- _Goal of the exercise_
From the listing below, extract each line containing the string "JSON".

BEGIN Extracted records

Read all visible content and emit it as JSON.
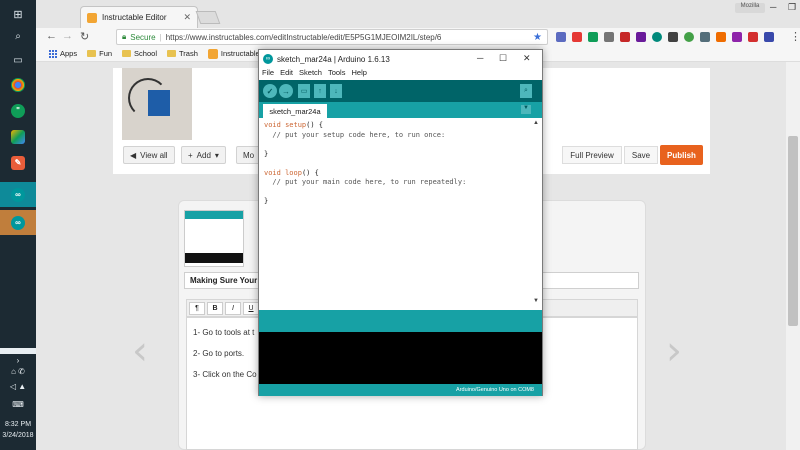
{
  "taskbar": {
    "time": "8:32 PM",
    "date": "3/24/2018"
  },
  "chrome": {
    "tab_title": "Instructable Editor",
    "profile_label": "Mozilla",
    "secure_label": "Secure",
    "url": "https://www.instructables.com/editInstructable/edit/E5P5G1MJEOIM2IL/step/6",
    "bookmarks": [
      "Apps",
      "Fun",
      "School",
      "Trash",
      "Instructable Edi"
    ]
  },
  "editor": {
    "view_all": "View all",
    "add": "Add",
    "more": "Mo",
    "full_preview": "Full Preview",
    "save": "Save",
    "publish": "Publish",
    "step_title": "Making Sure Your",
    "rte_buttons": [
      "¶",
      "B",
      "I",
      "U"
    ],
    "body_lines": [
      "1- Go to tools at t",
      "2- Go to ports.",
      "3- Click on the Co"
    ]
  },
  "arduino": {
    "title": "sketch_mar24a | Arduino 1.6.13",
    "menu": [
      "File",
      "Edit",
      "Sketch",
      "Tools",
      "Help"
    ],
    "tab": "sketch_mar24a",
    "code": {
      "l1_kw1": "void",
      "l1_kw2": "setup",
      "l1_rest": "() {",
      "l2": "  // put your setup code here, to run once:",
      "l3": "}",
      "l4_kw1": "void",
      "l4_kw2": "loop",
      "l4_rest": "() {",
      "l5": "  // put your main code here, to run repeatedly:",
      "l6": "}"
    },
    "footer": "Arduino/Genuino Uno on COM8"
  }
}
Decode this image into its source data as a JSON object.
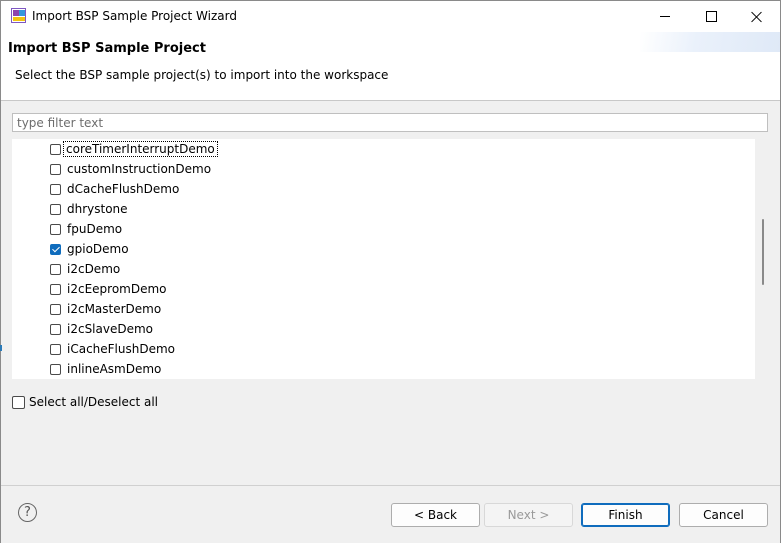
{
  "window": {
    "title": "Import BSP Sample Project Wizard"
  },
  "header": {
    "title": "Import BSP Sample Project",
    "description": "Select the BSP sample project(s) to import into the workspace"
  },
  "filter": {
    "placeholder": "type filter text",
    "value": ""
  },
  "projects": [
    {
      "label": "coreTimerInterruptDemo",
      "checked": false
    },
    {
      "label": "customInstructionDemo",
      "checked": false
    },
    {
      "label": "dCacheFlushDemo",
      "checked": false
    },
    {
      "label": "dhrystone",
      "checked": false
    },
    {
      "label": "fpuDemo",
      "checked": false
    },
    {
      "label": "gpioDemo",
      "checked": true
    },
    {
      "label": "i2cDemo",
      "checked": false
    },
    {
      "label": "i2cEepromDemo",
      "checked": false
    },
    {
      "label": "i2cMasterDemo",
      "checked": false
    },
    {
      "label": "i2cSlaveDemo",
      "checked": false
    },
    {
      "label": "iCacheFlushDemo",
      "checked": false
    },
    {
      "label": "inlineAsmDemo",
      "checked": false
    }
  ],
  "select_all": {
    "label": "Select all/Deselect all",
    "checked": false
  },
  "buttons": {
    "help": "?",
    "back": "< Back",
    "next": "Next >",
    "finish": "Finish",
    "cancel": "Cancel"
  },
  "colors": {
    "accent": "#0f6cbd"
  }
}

END Extracted records
BEGIN Extracted records

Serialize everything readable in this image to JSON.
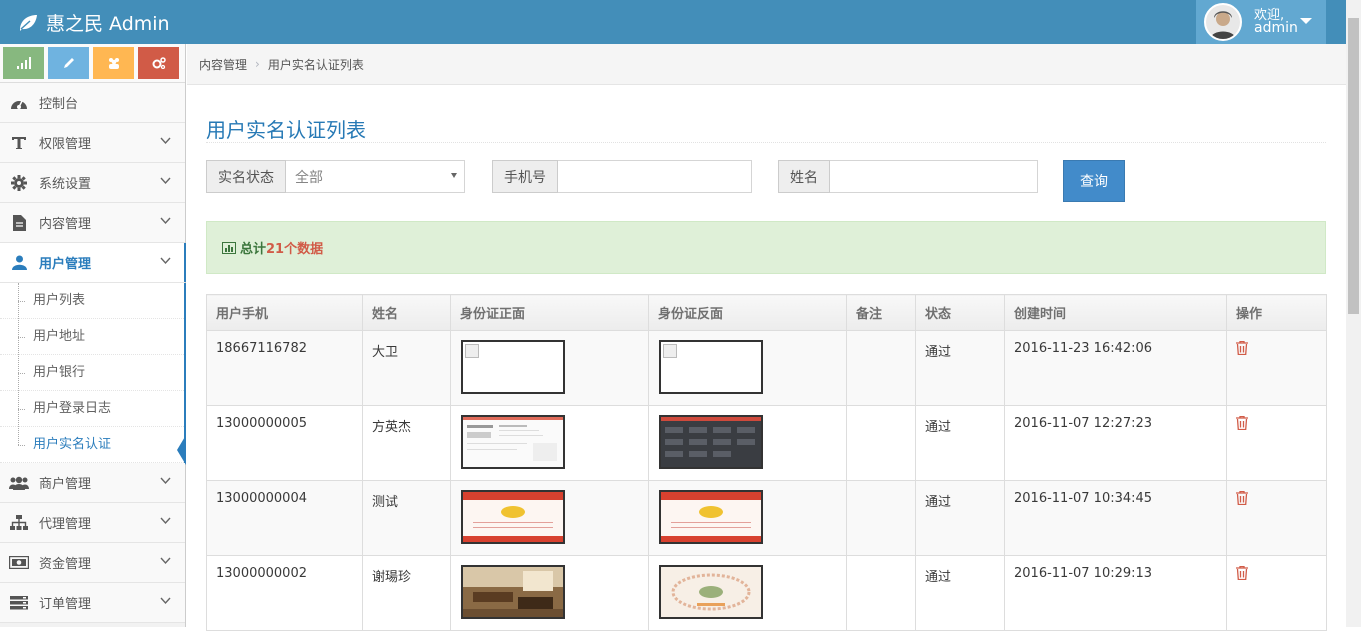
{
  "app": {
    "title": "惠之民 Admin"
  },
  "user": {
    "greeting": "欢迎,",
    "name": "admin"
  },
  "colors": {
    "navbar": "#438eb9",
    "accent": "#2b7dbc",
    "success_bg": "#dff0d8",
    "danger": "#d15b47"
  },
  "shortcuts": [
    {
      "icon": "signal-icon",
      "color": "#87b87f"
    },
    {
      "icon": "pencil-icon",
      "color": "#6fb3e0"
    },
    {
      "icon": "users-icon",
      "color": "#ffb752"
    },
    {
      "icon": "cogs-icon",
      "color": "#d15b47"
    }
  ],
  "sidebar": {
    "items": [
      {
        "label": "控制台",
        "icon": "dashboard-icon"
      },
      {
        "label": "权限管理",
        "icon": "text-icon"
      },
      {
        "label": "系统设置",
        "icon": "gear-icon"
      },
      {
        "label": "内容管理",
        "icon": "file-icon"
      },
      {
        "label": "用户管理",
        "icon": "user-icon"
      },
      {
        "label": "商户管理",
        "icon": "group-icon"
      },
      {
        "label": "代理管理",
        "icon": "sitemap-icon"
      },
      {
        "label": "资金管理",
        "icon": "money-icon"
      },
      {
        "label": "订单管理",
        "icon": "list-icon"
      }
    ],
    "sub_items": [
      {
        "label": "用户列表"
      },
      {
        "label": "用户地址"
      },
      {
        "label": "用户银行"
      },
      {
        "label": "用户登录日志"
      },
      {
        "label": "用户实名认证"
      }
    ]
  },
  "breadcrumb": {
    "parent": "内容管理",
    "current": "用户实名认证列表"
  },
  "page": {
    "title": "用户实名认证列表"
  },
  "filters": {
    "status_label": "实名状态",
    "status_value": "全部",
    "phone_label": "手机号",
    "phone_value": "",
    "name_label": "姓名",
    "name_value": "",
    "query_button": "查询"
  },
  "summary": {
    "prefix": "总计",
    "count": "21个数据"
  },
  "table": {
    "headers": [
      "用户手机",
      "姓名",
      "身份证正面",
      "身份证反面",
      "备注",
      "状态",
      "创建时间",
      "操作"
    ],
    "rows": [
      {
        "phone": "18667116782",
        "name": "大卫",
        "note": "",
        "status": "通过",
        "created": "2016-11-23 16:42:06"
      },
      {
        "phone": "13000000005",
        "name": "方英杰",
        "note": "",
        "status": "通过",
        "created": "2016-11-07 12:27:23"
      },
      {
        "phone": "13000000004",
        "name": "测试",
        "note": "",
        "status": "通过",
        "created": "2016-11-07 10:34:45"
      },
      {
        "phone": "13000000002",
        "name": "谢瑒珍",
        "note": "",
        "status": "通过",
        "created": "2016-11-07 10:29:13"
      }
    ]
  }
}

END Extracted records

- _Written solution_
Read all visible content and emit it as JSON.
Decode this image into its source data as a JSON object.
Serialize everything readable in this image to JSON.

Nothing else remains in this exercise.